Saved entries:
= = = = =

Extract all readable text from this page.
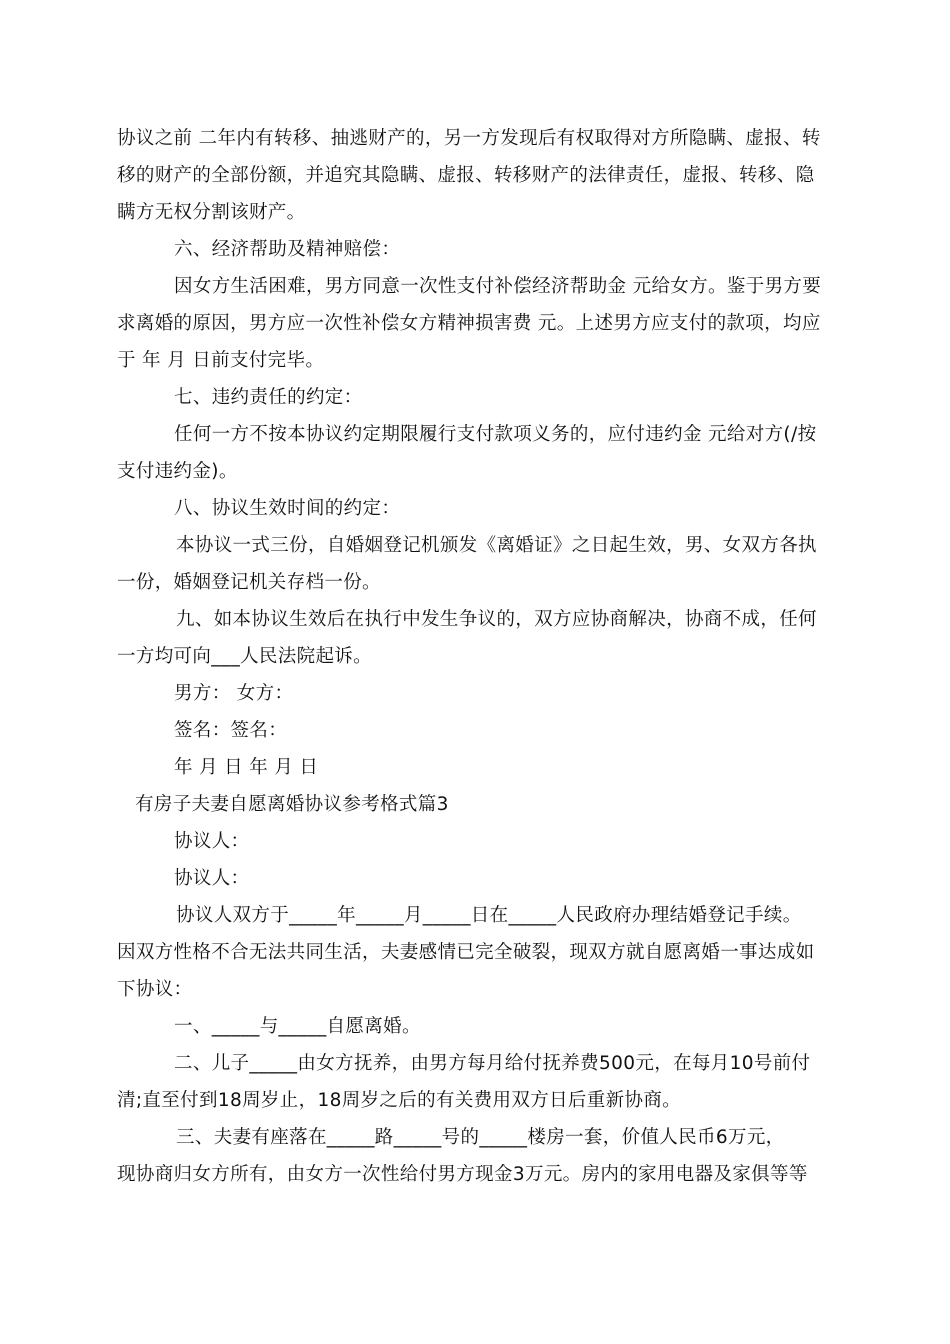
协议之前 二年内有转移、抽逃财产的，另一方发现后有权取得对方所隐瞒、虚报、转
移的财产的全部份额，并追究其隐瞒、虚报、转移财产的法律责任，虚报、转移、隐
瞒方无权分割该财产。
六、经济帮助及精神赔偿：
因女方生活困难，男方同意一次性支付补偿经济帮助金 元给女方。鉴于男方要
求离婚的原因，男方应一次性补偿女方精神损害费 元。上述男方应支付的款项，均应
于 年 月 日前支付完毕。
七、违约责任的约定：
任何一方不按本协议约定期限履行支付款项义务的，应付违约金 元给对方(/按
支付违约金)。
八、协议生效时间的约定：
本协议一式三份，自婚姻登记机颁发《离婚证》之日起生效，男、女双方各执
一份，婚姻登记机关存档一份。
九、如本协议生效后在执行中发生争议的，双方应协商解决，协商不成，任何
一方均可向___人民法院起诉。
男方： 女方：
签名：签名：
年 月 日 年 月 日
有房子夫妻自愿离婚协议参考格式篇3
协议人：
协议人：
协议人双方于_____年_____月_____日在_____人民政府办理结婚登记手续。
因双方性格不合无法共同生活，夫妻感情已完全破裂，现双方就自愿离婚一事达成如
下协议：
一、_____与_____自愿离婚。
二、儿子_____由女方抚养，由男方每月给付抚养费500元，在每月10号前付
清;直至付到18周岁止，18周岁之后的有关费用双方日后重新协商。
三、夫妻有座落在_____路_____号的_____楼房一套，价值人民币6万元，
现协商归女方所有，由女方一次性给付男方现金3万元。房内的家用电器及家俱等等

= = = = =

What to work on: Your task is to transcribe all of the records precisely, with no images included.

Answer for this exercise:
Extract all readable text from this page.
协议之前 二年内有转移、抽逃财产的，另一方发现后有权取得对方所隐瞒、虚报、转
移的财产的全部份额，并追究其隐瞒、虚报、转移财产的法律责任，虚报、转移、隐
瞒方无权分割该财产。
六、经济帮助及精神赔偿：
因女方生活困难，男方同意一次性支付补偿经济帮助金 元给女方。鉴于男方要
求离婚的原因，男方应一次性补偿女方精神损害费 元。上述男方应支付的款项，均应
于 年 月 日前支付完毕。
七、违约责任的约定：
任何一方不按本协议约定期限履行支付款项义务的，应付违约金 元给对方(/按
支付违约金)。
八、协议生效时间的约定：
本协议一式三份，自婚姻登记机颁发《离婚证》之日起生效，男、女双方各执
一份，婚姻登记机关存档一份。
九、如本协议生效后在执行中发生争议的，双方应协商解决，协商不成，任何
一方均可向___人民法院起诉。
男方： 女方：
签名：签名：
年 月 日 年 月 日
有房子夫妻自愿离婚协议参考格式篇3
协议人：
协议人：
协议人双方于_____年_____月_____日在_____人民政府办理结婚登记手续。
因双方性格不合无法共同生活，夫妻感情已完全破裂，现双方就自愿离婚一事达成如
下协议：
一、_____与_____自愿离婚。
二、儿子_____由女方抚养，由男方每月给付抚养费500元，在每月10号前付
清;直至付到18周岁止，18周岁之后的有关费用双方日后重新协商。
三、夫妻有座落在_____路_____号的_____楼房一套，价值人民币6万元，
现协商归女方所有，由女方一次性给付男方现金3万元。房内的家用电器及家俱等等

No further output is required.